**What you have to do:** Leaving out the pictures, transcribe all of the records faithfully.

Stored data:
------------------------------------------------------------

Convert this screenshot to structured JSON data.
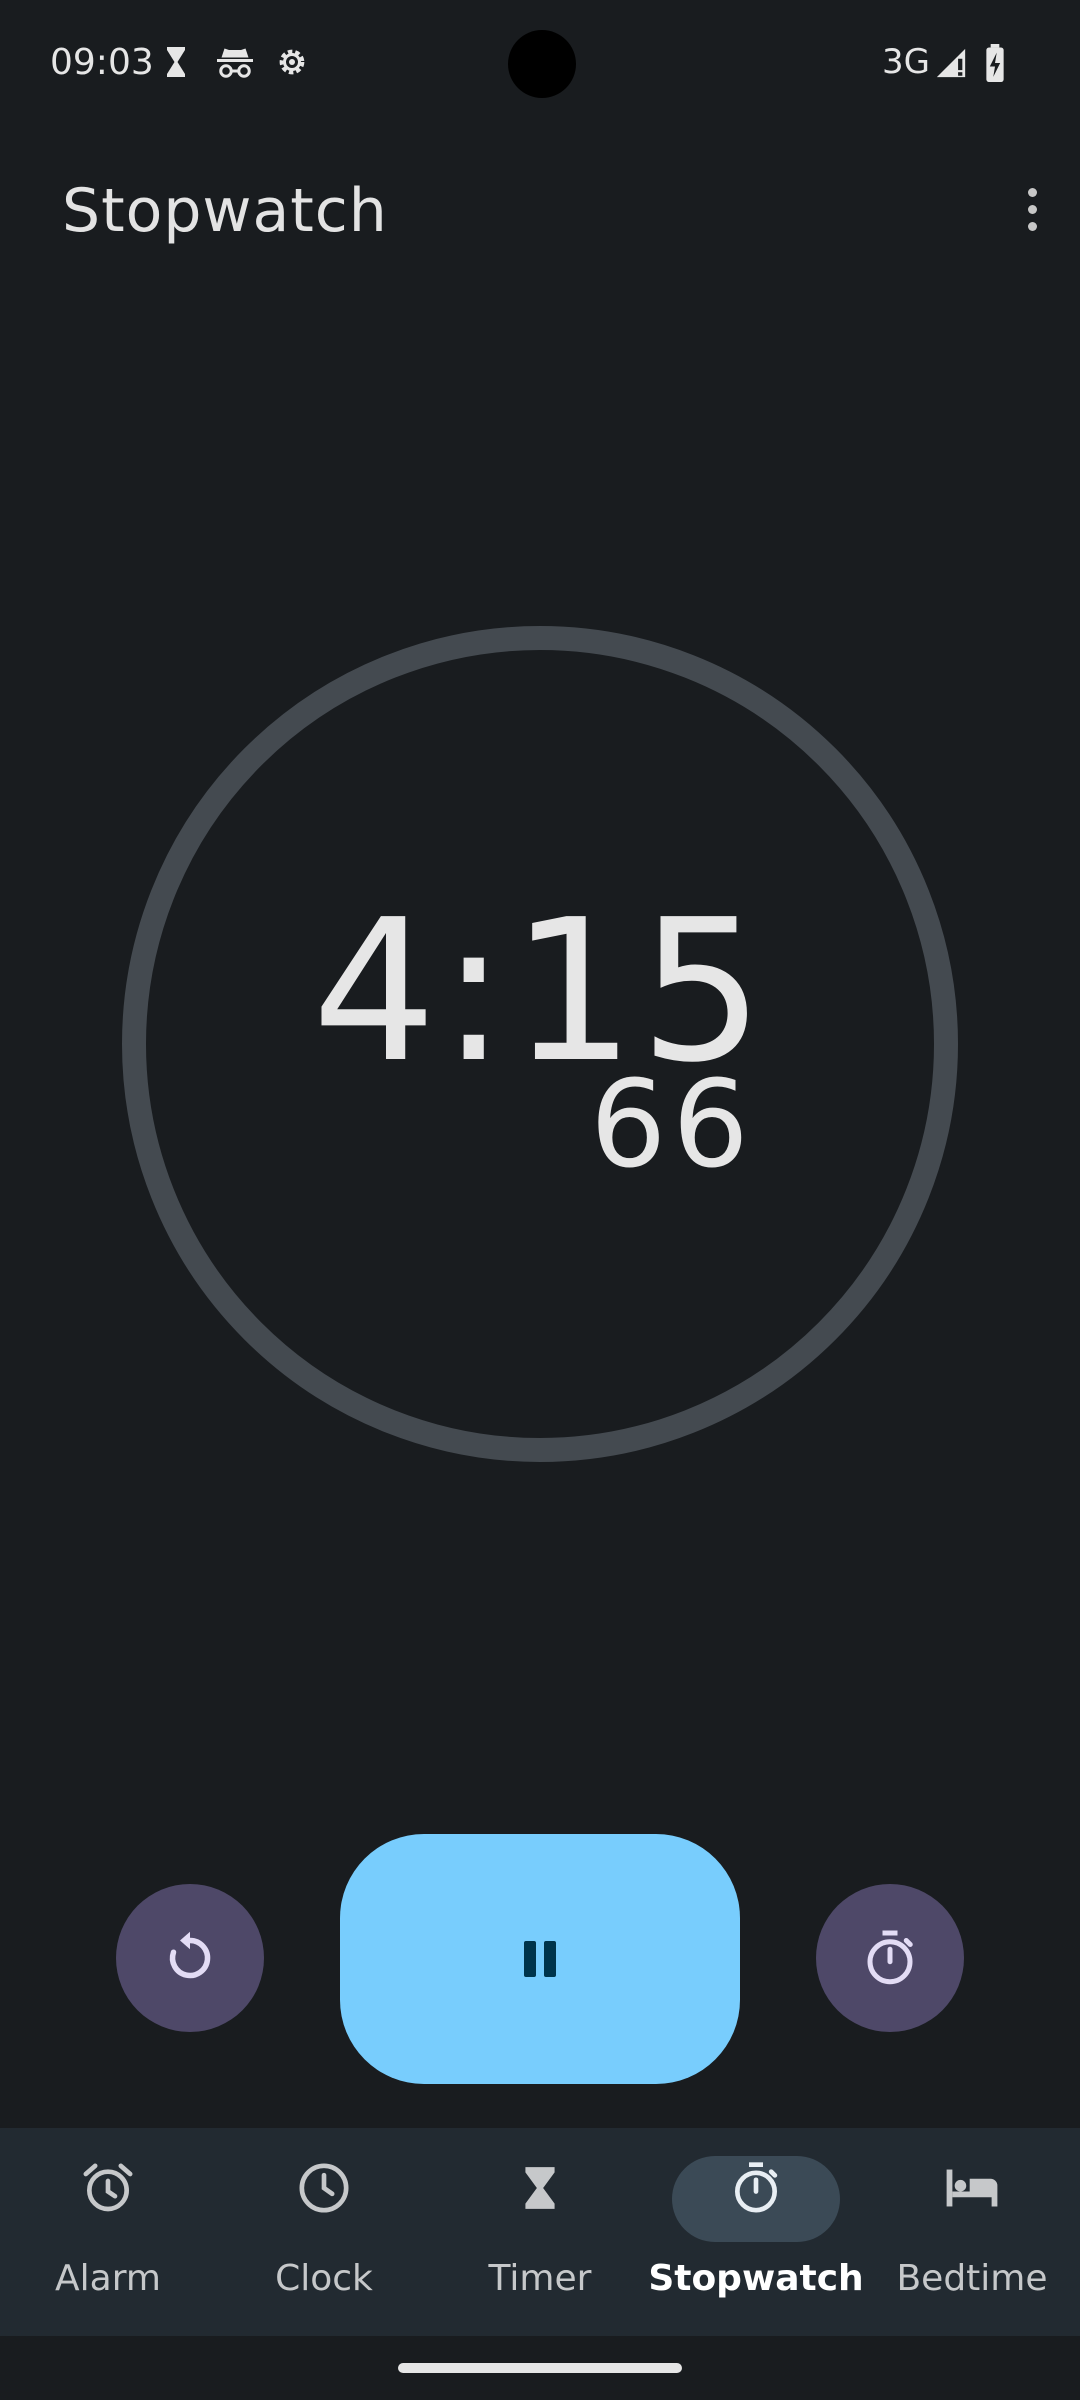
{
  "status_bar": {
    "time": "09:03",
    "network": "3G",
    "icons": [
      "hourglass-icon",
      "incognito-icon",
      "gear-icon",
      "signal-icon",
      "battery-charging-icon"
    ]
  },
  "header": {
    "title": "Stopwatch",
    "menu_icon": "overflow-menu-icon"
  },
  "stopwatch": {
    "time": "4:15",
    "hundredths": "66"
  },
  "controls": {
    "reset_icon": "reset-icon",
    "pause_icon": "pause-icon",
    "lap_icon": "stopwatch-lap-icon",
    "colors": {
      "primary": "#78cdfd",
      "secondary": "#4e4868"
    }
  },
  "bottom_nav": {
    "items": [
      {
        "label": "Alarm",
        "icon": "alarm-icon"
      },
      {
        "label": "Clock",
        "icon": "clock-icon"
      },
      {
        "label": "Timer",
        "icon": "hourglass-icon"
      },
      {
        "label": "Stopwatch",
        "icon": "stopwatch-icon"
      },
      {
        "label": "Bedtime",
        "icon": "bed-icon"
      }
    ],
    "active": "Stopwatch"
  }
}
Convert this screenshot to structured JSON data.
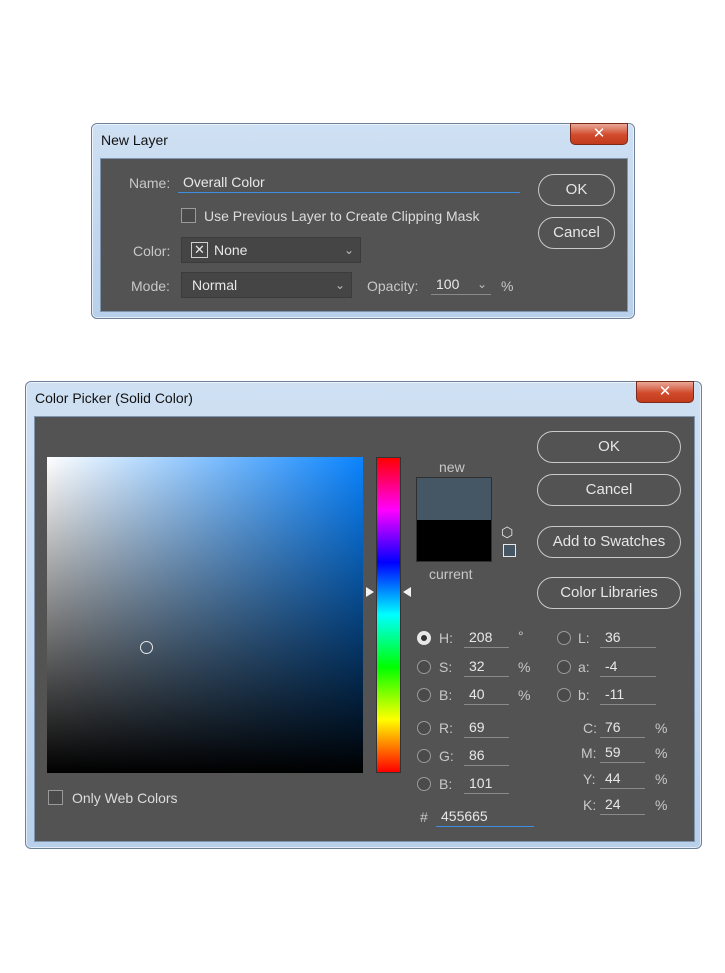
{
  "new_layer": {
    "title": "New Layer",
    "close_glyph": "✕",
    "name_label": "Name:",
    "name_value": "Overall Color",
    "clipping_label": "Use Previous Layer to Create Clipping Mask",
    "clipping_checked": false,
    "color_label": "Color:",
    "color_value": "None",
    "mode_label": "Mode:",
    "mode_value": "Normal",
    "opacity_label": "Opacity:",
    "opacity_value": "100",
    "opacity_unit": "%",
    "ok_label": "OK",
    "cancel_label": "Cancel"
  },
  "color_picker": {
    "title": "Color Picker (Solid Color)",
    "close_glyph": "✕",
    "new_label": "new",
    "current_label": "current",
    "new_color": "#455665",
    "current_color": "#000000",
    "hue_color": "#0a84ff",
    "ok_label": "OK",
    "cancel_label": "Cancel",
    "add_swatches_label": "Add to Swatches",
    "color_libraries_label": "Color Libraries",
    "only_web_label": "Only Web Colors",
    "fields": {
      "H": {
        "label": "H:",
        "value": "208",
        "unit": "°"
      },
      "S": {
        "label": "S:",
        "value": "32",
        "unit": "%"
      },
      "Bv": {
        "label": "B:",
        "value": "40",
        "unit": "%"
      },
      "R": {
        "label": "R:",
        "value": "69"
      },
      "G": {
        "label": "G:",
        "value": "86"
      },
      "Bc": {
        "label": "B:",
        "value": "101"
      },
      "L": {
        "label": "L:",
        "value": "36"
      },
      "a": {
        "label": "a:",
        "value": "-4"
      },
      "b": {
        "label": "b:",
        "value": "-11"
      },
      "C": {
        "label": "C:",
        "value": "76",
        "unit": "%"
      },
      "M": {
        "label": "M:",
        "value": "59",
        "unit": "%"
      },
      "Y": {
        "label": "Y:",
        "value": "44",
        "unit": "%"
      },
      "K": {
        "label": "K:",
        "value": "24",
        "unit": "%"
      }
    },
    "hex_label": "#",
    "hex_value": "455665"
  }
}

------------------------------------------------------------

**Completed exercise:**
Convert this screenshot to structured JSON data.
{
  "status_bar": {
    "time": "09:03",
    "network": "3G",
    "icons": [
      "hourglass-icon",
      "incognito-icon",
      "gear-icon",
      "signal-icon",
      "battery-charging-icon"
    ]
  },
  "header": {
    "title": "Stopwatch",
    "menu_icon": "overflow-menu-icon"
  },
  "stopwatch": {
    "time": "4:15",
    "hundredths": "66"
  },
  "controls": {
    "reset_icon": "reset-icon",
    "pause_icon": "pause-icon",
    "lap_icon": "stopwatch-lap-icon",
    "colors": {
      "primary": "#78cdfd",
      "secondary": "#4e4868"
    }
  },
  "bottom_nav": {
    "items": [
      {
        "label": "Alarm",
        "icon": "alarm-icon"
      },
      {
        "label": "Clock",
        "icon": "clock-icon"
      },
      {
        "label": "Timer",
        "icon": "hourglass-icon"
      },
      {
        "label": "Stopwatch",
        "icon": "stopwatch-icon"
      },
      {
        "label": "Bedtime",
        "icon": "bed-icon"
      }
    ],
    "active": "Stopwatch"
  }
}
Convert this screenshot to structured JSON data.
{
  "new_layer": {
    "title": "New Layer",
    "close_glyph": "✕",
    "name_label": "Name:",
    "name_value": "Overall Color",
    "clipping_label": "Use Previous Layer to Create Clipping Mask",
    "clipping_checked": false,
    "color_label": "Color:",
    "color_value": "None",
    "mode_label": "Mode:",
    "mode_value": "Normal",
    "opacity_label": "Opacity:",
    "opacity_value": "100",
    "opacity_unit": "%",
    "ok_label": "OK",
    "cancel_label": "Cancel"
  },
  "color_picker": {
    "title": "Color Picker (Solid Color)",
    "close_glyph": "✕",
    "new_label": "new",
    "current_label": "current",
    "new_color": "#455665",
    "current_color": "#000000",
    "hue_color": "#0a84ff",
    "ok_label": "OK",
    "cancel_label": "Cancel",
    "add_swatches_label": "Add to Swatches",
    "color_libraries_label": "Color Libraries",
    "only_web_label": "Only Web Colors",
    "fields": {
      "H": {
        "label": "H:",
        "value": "208",
        "unit": "°"
      },
      "S": {
        "label": "S:",
        "value": "32",
        "unit": "%"
      },
      "Bv": {
        "label": "B:",
        "value": "40",
        "unit": "%"
      },
      "R": {
        "label": "R:",
        "value": "69"
      },
      "G": {
        "label": "G:",
        "value": "86"
      },
      "Bc": {
        "label": "B:",
        "value": "101"
      },
      "L": {
        "label": "L:",
        "value": "36"
      },
      "a": {
        "label": "a:",
        "value": "-4"
      },
      "b": {
        "label": "b:",
        "value": "-11"
      },
      "C": {
        "label": "C:",
        "value": "76",
        "unit": "%"
      },
      "M": {
        "label": "M:",
        "value": "59",
        "unit": "%"
      },
      "Y": {
        "label": "Y:",
        "value": "44",
        "unit": "%"
      },
      "K": {
        "label": "K:",
        "value": "24",
        "unit": "%"
      }
    },
    "hex_label": "#",
    "hex_value": "455665"
  }
}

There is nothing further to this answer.